## SOURCE DATA
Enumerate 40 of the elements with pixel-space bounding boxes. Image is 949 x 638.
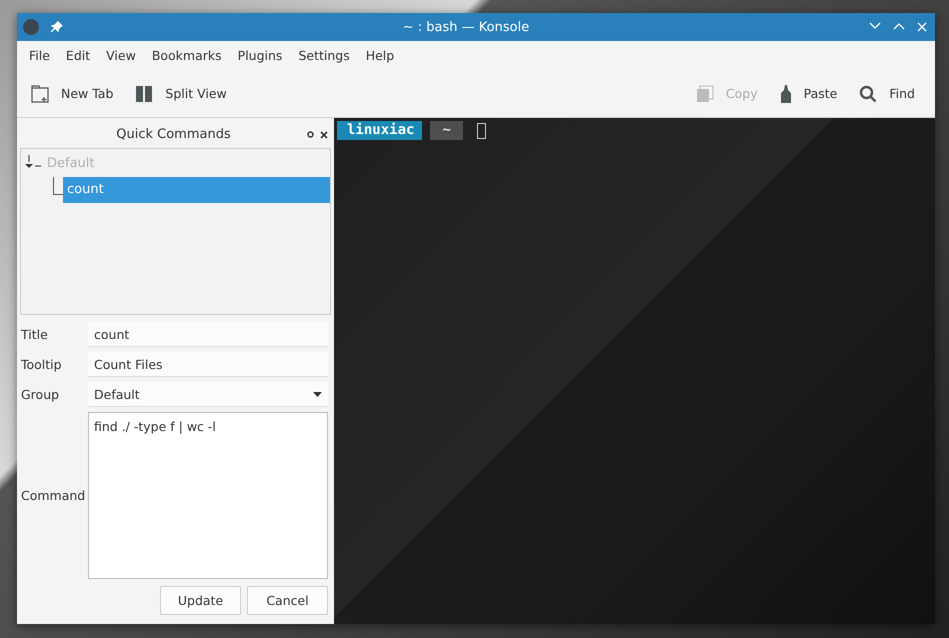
group-dropdown[interactable]: Default bbox=[88, 382, 328, 407]
menu-item[interactable]: View bbox=[98, 48, 144, 63]
toolbar-button[interactable]: Find bbox=[851, 80, 923, 106]
new-tab-icon bbox=[31, 84, 49, 102]
toolbar-button[interactable]: Paste bbox=[772, 80, 846, 106]
menu-item[interactable]: Edit bbox=[58, 48, 98, 63]
field-label: Command bbox=[20, 488, 86, 503]
command-text-area[interactable]: find ./ -type f | wc -l bbox=[88, 412, 328, 579]
float-icon[interactable] bbox=[307, 131, 314, 138]
menu-item[interactable]: File bbox=[21, 48, 58, 63]
dropdown-arrow-icon bbox=[313, 392, 322, 396]
search-icon bbox=[859, 84, 878, 102]
menu-item[interactable]: Plugins bbox=[230, 48, 290, 63]
menu-item[interactable]: Help bbox=[358, 48, 402, 63]
terminal-app-icon[interactable] bbox=[23, 19, 39, 35]
terminal-area[interactable]: linuxiac ~ bbox=[334, 118, 935, 624]
pin-icon[interactable] bbox=[51, 21, 63, 33]
text-field[interactable]: Count Files bbox=[88, 352, 328, 377]
prompt-segment: linuxiac bbox=[337, 121, 422, 140]
panel-title: Quick Commands bbox=[115, 127, 232, 142]
toolbar-button[interactable]: New Tab bbox=[23, 80, 122, 106]
dialog-button[interactable]: Update bbox=[160, 586, 241, 615]
field-label: Tooltip bbox=[20, 357, 63, 372]
minimize-icon[interactable] bbox=[869, 22, 881, 30]
menu-item[interactable]: Settings bbox=[290, 48, 358, 63]
close-icon[interactable] bbox=[320, 130, 328, 138]
bottle-icon bbox=[780, 84, 792, 102]
split-view-icon bbox=[135, 84, 154, 102]
field-label: Group bbox=[20, 387, 60, 402]
prompt-segment: ~ bbox=[430, 121, 463, 140]
field-label: Title bbox=[20, 327, 49, 342]
tree-branch-line bbox=[53, 177, 63, 195]
menu-item[interactable]: Bookmarks bbox=[144, 48, 230, 63]
toolbar-button[interactable]: Split View bbox=[127, 80, 235, 106]
text-field[interactable]: count bbox=[88, 322, 328, 347]
copy-icon bbox=[696, 84, 714, 102]
dialog-button[interactable]: Cancel bbox=[247, 586, 328, 615]
maximize-icon[interactable] bbox=[893, 22, 905, 30]
terminal-cursor bbox=[476, 122, 486, 138]
window-title: ~ : bash — Konsole bbox=[402, 20, 530, 34]
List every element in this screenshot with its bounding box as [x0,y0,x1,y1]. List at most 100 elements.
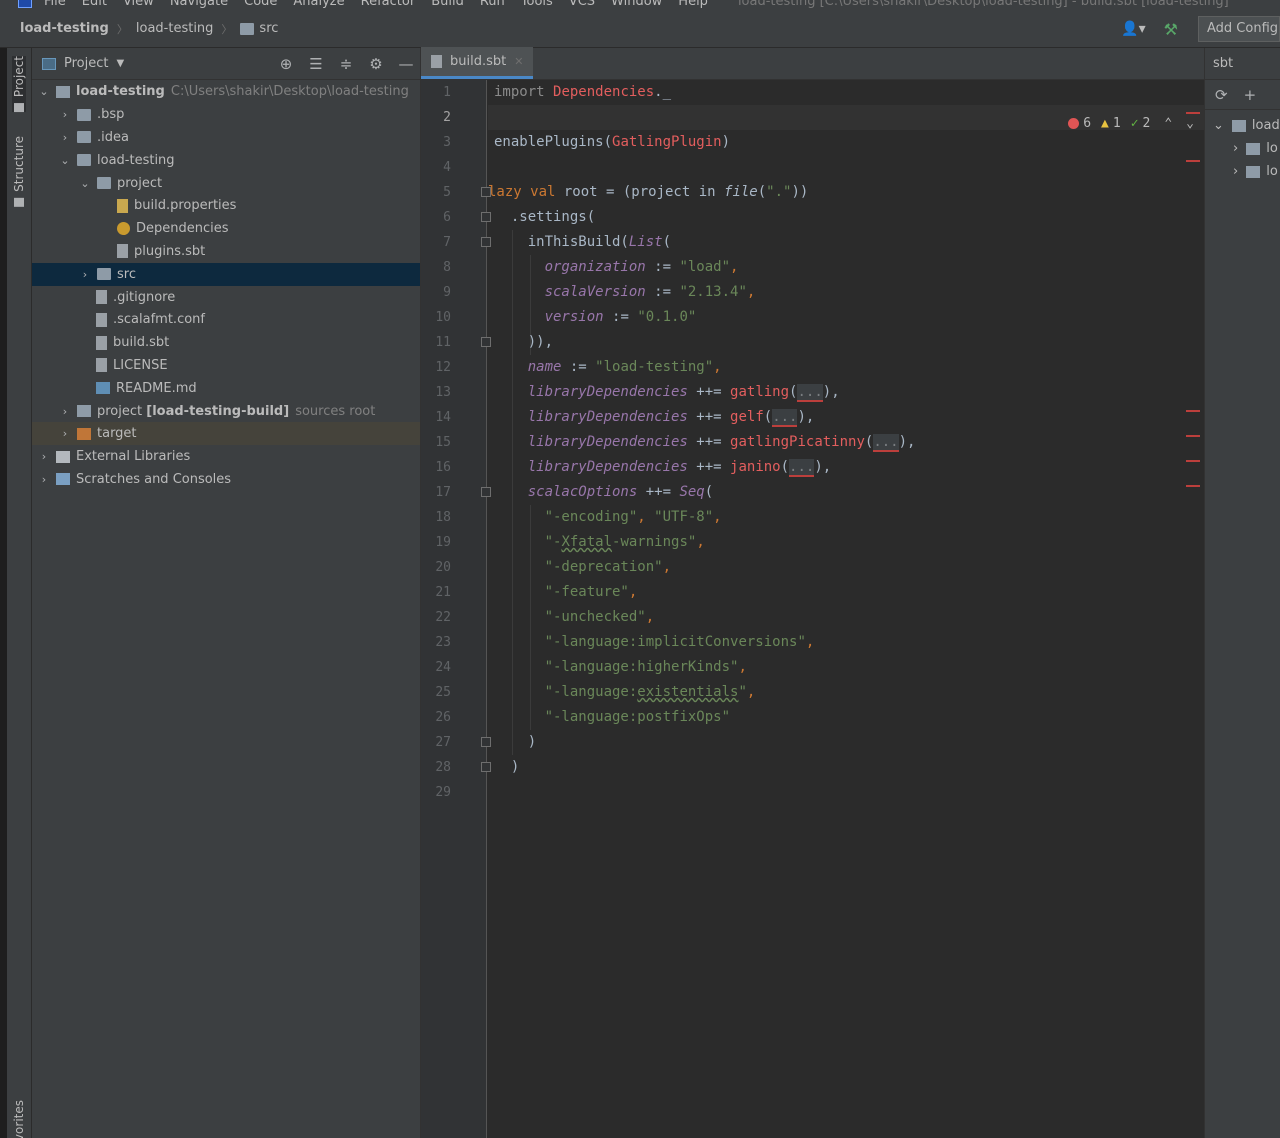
sbt-module-icon [1246,165,1261,178]
code-line: libraryDependencies ++= janino(...), [527,459,832,477]
chevron-down-icon[interactable]: ⌄ [1213,118,1224,133]
error-stripe-marker[interactable] [1186,410,1200,412]
code-line: )), [494,334,554,350]
folder-icon [97,268,111,281]
menu-window[interactable]: Window [611,0,662,9]
chevron-right-icon[interactable]: › [1233,164,1238,179]
locate-file-icon[interactable]: ⊕ [278,55,294,73]
expand-all-icon[interactable]: ☰ [308,55,324,73]
weak-warning-icon: ✓ [1130,116,1139,131]
user-icon[interactable]: 👤▾ [1121,21,1145,37]
folded-code-placeholder[interactable]: ... [772,409,798,427]
menu-refactor[interactable]: Refactor [361,0,416,9]
chevron-right-icon[interactable]: › [38,473,50,486]
sbt-tree-node[interactable]: › lo [1205,137,1280,160]
close-icon[interactable]: ✕ [514,55,523,68]
tree-node-gitignore[interactable]: .gitignore [32,286,420,309]
menu-file[interactable]: File [44,0,66,9]
editor-tabs: build.sbt ✕ [421,47,1204,80]
tree-node-load-testing-root[interactable]: ⌄ load-testing C:\Users\shakir\Desktop\l… [32,81,420,104]
chevron-right-icon[interactable]: › [59,131,71,144]
error-stripe-marker[interactable] [1186,485,1200,487]
tree-node-project[interactable]: ⌄ project [32,172,420,195]
scratches-icon [56,473,70,486]
plus-icon[interactable]: + [1244,86,1257,104]
tree-node-scalafmt-conf[interactable]: .scalafmt.conf [32,308,420,331]
tab-build-sbt[interactable]: build.sbt ✕ [421,47,534,79]
chevron-down-icon[interactable]: ⌄ [79,177,91,190]
breadcrumb-src[interactable]: src [240,21,278,36]
menu-view[interactable]: View [123,0,154,9]
tree-node-build-properties[interactable]: build.properties [32,194,420,217]
tree-node-license[interactable]: LICENSE [32,354,420,377]
gear-icon[interactable]: ⚙ [368,55,384,73]
sbt-tree-node[interactable]: ⌄ load [1205,114,1280,137]
menu-vcs[interactable]: VCS [569,0,595,9]
tool-tab-project[interactable]: Project [12,56,26,113]
menu-bar: File Edit View Navigate Code Analyze Ref… [0,0,1280,10]
tree-node-project-build[interactable]: › project [load-testing-build] sources r… [32,400,420,423]
tree-node-src[interactable]: › src [32,262,420,286]
line-number: 13 [435,385,451,400]
menu-navigate[interactable]: Navigate [170,0,228,9]
error-stripe-marker[interactable] [1186,435,1200,437]
chevron-right-icon[interactable]: › [59,405,71,418]
folded-code-placeholder[interactable]: ... [873,434,899,452]
tool-tab-structure[interactable]: Structure [12,136,26,207]
sbt-tree-node[interactable]: › lo [1205,160,1280,183]
window-title: load-testing [C:\Users\shakir\Desktop\lo… [737,0,1229,9]
tree-node-dependencies[interactable]: Dependencies [32,217,420,240]
menu-help[interactable]: Help [678,0,708,9]
menu-code[interactable]: Code [244,0,277,9]
tree-node-load-testing[interactable]: ⌄ load-testing [32,149,420,172]
breadcrumb-module[interactable]: load-testing [136,21,214,36]
tree-node-build-sbt[interactable]: build.sbt [32,331,420,354]
code-line: import Dependencies._ [494,84,672,100]
previous-highlight-icon[interactable]: ⌃ [1164,116,1172,131]
tree-node-scratches[interactable]: › Scratches and Consoles [32,468,420,491]
properties-file-icon [117,198,128,213]
chevron-down-icon[interactable]: ▼ [116,58,124,69]
code-line: name := "load-testing", [527,359,722,375]
chevron-right-icon[interactable]: › [38,450,50,463]
error-stripe-marker[interactable] [1186,160,1200,162]
menu-build[interactable]: Build [431,0,464,9]
tree-node-readme[interactable]: README.md [32,377,420,400]
chevron-right-icon[interactable]: › [59,427,71,440]
menu-edit[interactable]: Edit [82,0,107,9]
chevron-down-icon[interactable]: ⌄ [59,154,71,167]
tree-node-plugins-sbt[interactable]: plugins.sbt [32,240,420,263]
breadcrumb: load-testing 〉 load-testing 〉 src [0,21,278,37]
menu-run[interactable]: Run [480,0,505,9]
tool-tab-favorites[interactable]: vorites [12,1100,26,1138]
hide-panel-icon[interactable]: — [398,55,414,73]
build-hammer-icon[interactable]: ⚒ [1164,20,1178,39]
code-line: "-language:existentials", [544,684,756,700]
tree-node-bsp[interactable]: › .bsp [32,103,420,126]
tree-node-idea[interactable]: › .idea [32,126,420,149]
collapse-all-icon[interactable]: ≑ [338,55,354,73]
folded-code-placeholder[interactable]: ... [797,384,823,402]
chevron-right-icon[interactable]: › [1233,141,1238,156]
add-configuration-button[interactable]: Add Config [1198,16,1280,42]
tree-node-external-libraries[interactable]: › External Libraries [32,445,420,468]
project-view-selector[interactable]: Project [64,56,108,71]
chevron-right-icon[interactable]: › [59,108,71,121]
breadcrumb-root[interactable]: load-testing [20,21,109,36]
error-stripe-marker[interactable] [1186,112,1200,114]
next-highlight-icon[interactable]: ⌄ [1186,116,1194,131]
menu-analyze[interactable]: Analyze [293,0,344,9]
code-line: libraryDependencies ++= gelf(...), [527,409,815,427]
chevron-right-icon[interactable]: › [79,268,91,281]
line-number: 20 [435,560,451,575]
error-stripe-marker[interactable] [1186,460,1200,462]
warning-count: 1 [1112,116,1121,131]
code-editor[interactable]: import Dependencies._ enablePlugins(Gatl… [488,80,1204,1138]
refresh-icon[interactable]: ⟳ [1215,86,1228,104]
tree-node-target[interactable]: › target [32,422,420,446]
chevron-down-icon[interactable]: ⌄ [38,85,50,98]
inspection-widget[interactable]: 6 ▲ 1 ✓ 2 ⌃ ⌄ [1068,116,1194,131]
folded-code-placeholder[interactable]: ... [789,459,815,477]
structure-icon [14,197,24,207]
menu-tools[interactable]: Tools [521,0,553,9]
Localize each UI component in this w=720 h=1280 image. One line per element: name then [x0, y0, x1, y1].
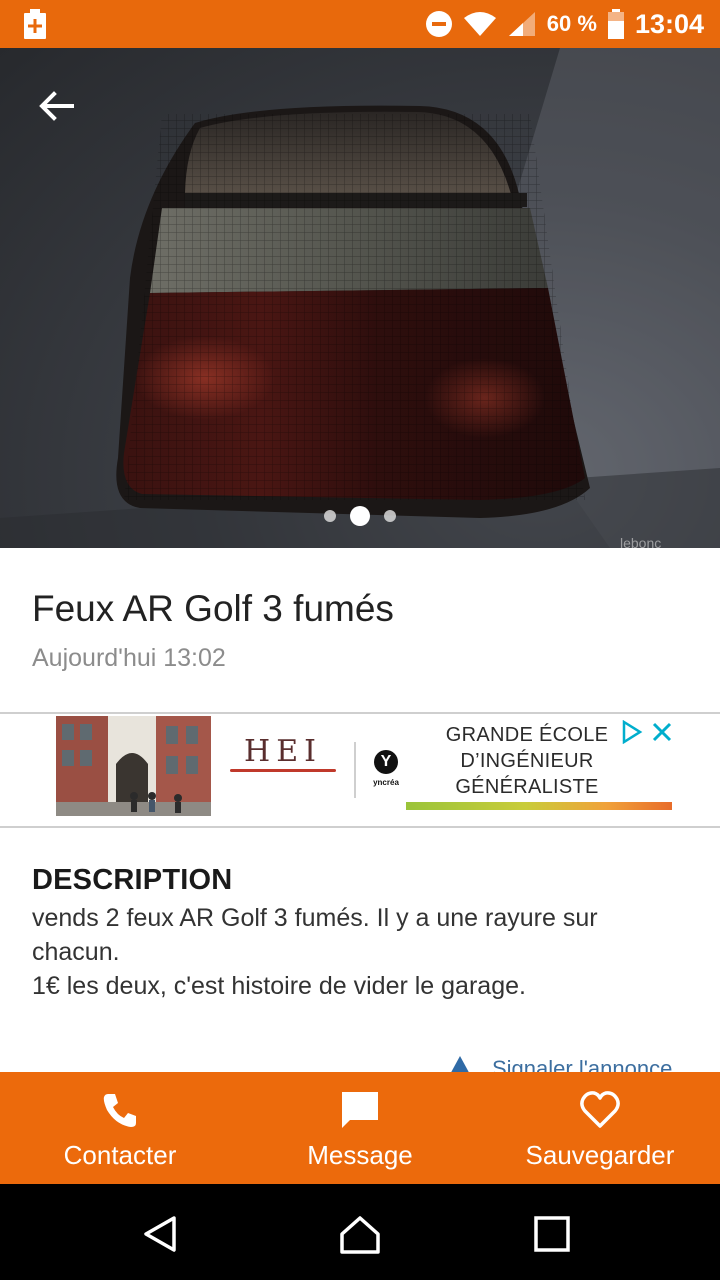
battery-percent: 60 % — [546, 11, 597, 36]
description-line: 1€ les deux, c'est histoire de vider le … — [32, 972, 526, 1000]
ad-copy-line: GÉNÉRALISTE — [455, 776, 599, 798]
save-button[interactable]: Sauvegarder — [480, 1072, 720, 1184]
ad-divider — [354, 742, 356, 798]
description-line: vends 2 feux AR Golf 3 fumés. Il y a une… — [32, 904, 598, 966]
do-not-disturb-icon — [425, 11, 452, 37]
description-heading: DESCRIPTION — [32, 864, 233, 896]
clock: 13:04 — [634, 8, 704, 39]
ad-photo — [56, 716, 211, 816]
gallery-dot-active[interactable] — [350, 506, 370, 526]
ad-brand-name: HEI — [244, 734, 322, 769]
listing-title: Feux AR Golf 3 fumés — [32, 588, 394, 629]
svg-text:lebonc: lebonc — [620, 535, 661, 548]
listing-header: Feux AR Golf 3 fumés Aujourd'hui 13:02 — [32, 586, 692, 673]
listing-photo: lebonc — [0, 48, 720, 548]
battery-icon — [607, 9, 624, 39]
nav-recents-icon[interactable] — [530, 1212, 574, 1256]
ad-copy-line: GRANDE ÉCOLE — [445, 724, 609, 746]
heart-outline-icon — [580, 1091, 620, 1128]
ad-brand-swoosh — [230, 769, 336, 772]
ad-color-bar — [406, 802, 672, 810]
warning-icon — [450, 1056, 470, 1074]
action-bar: Contacter Message Sauvegarder — [0, 1072, 720, 1184]
ad-banner[interactable]: HEI Y yncréa GRANDE ÉCOLE D’INGÉNIEUR GÉ… — [0, 712, 720, 828]
back-arrow-icon[interactable] — [34, 84, 78, 128]
listing-date: Aujourd'hui 13:02 — [32, 644, 226, 672]
ad-brand-tagline — [224, 780, 342, 787]
ad-close-icon[interactable] — [650, 720, 674, 744]
ad-copy-line: D’INGÉNIEUR — [460, 750, 594, 772]
battery-plus-icon — [24, 9, 46, 39]
ad-choices-icon[interactable] — [620, 720, 644, 744]
ad-partner-logo: Y yncréa — [366, 750, 406, 787]
nav-back-icon[interactable] — [138, 1212, 182, 1256]
system-nav-bar — [0, 1184, 720, 1280]
yncrea-icon: Y — [374, 750, 398, 774]
ad-partner-name: yncréa — [373, 778, 399, 787]
signal-icon — [508, 12, 535, 36]
wifi-icon — [463, 12, 496, 36]
gallery-dot[interactable] — [384, 510, 396, 522]
message-button-label: Message — [307, 1140, 413, 1170]
contact-button[interactable]: Contacter — [0, 1072, 240, 1184]
gallery-pagination — [0, 506, 720, 526]
ad-copy: GRANDE ÉCOLE D’INGÉNIEUR GÉNÉRALISTE — [414, 722, 640, 800]
phone-icon — [103, 1094, 136, 1127]
save-button-label: Sauvegarder — [525, 1140, 675, 1170]
description-section: DESCRIPTION vends 2 feux AR Golf 3 fumés… — [32, 864, 692, 1003]
ad-brand-logo: HEI — [224, 734, 342, 787]
chat-bubble-icon — [342, 1092, 378, 1128]
description-body: vends 2 feux AR Golf 3 fumés. Il y a une… — [32, 901, 692, 1003]
nav-home-icon[interactable] — [338, 1212, 382, 1256]
report-listing-link[interactable]: Signaler l'annonce — [446, 1054, 706, 1074]
message-button[interactable]: Message — [240, 1072, 480, 1184]
listing-photo-gallery[interactable]: lebonc — [0, 48, 720, 548]
status-bar: 60 % 13:04 — [0, 0, 720, 48]
gallery-dot[interactable] — [324, 510, 336, 522]
contact-button-label: Contacter — [63, 1140, 177, 1170]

## TASK DESCRIPTION
Recast everything above from the row containing "battery-percent: 60 % — [546, 11, 597, 36]" down to the row containing "ad-photo — [56, 716, 211, 816]", both included, as a numbered list with no blank lines.

## OUTPUT
1. battery-percent: 60 % — [546, 11, 597, 36]
2. description-line: 1€ les deux, c'est histoire de vider le … — [32, 972, 526, 1000]
3. ad-copy-line: GÉNÉRALISTE — [455, 776, 599, 798]
4. save-button[interactable]: Sauvegarder — [480, 1072, 720, 1184]
5. ad-divider — [354, 742, 356, 798]
6. description-line: vends 2 feux AR Golf 3 fumés. Il y a une… — [32, 904, 598, 966]
7. do-not-disturb-icon — [425, 11, 452, 37]
8. description-heading: DESCRIPTION — [32, 864, 233, 896]
9. clock: 13:04 — [634, 8, 704, 39]
10. ad-photo — [56, 716, 211, 816]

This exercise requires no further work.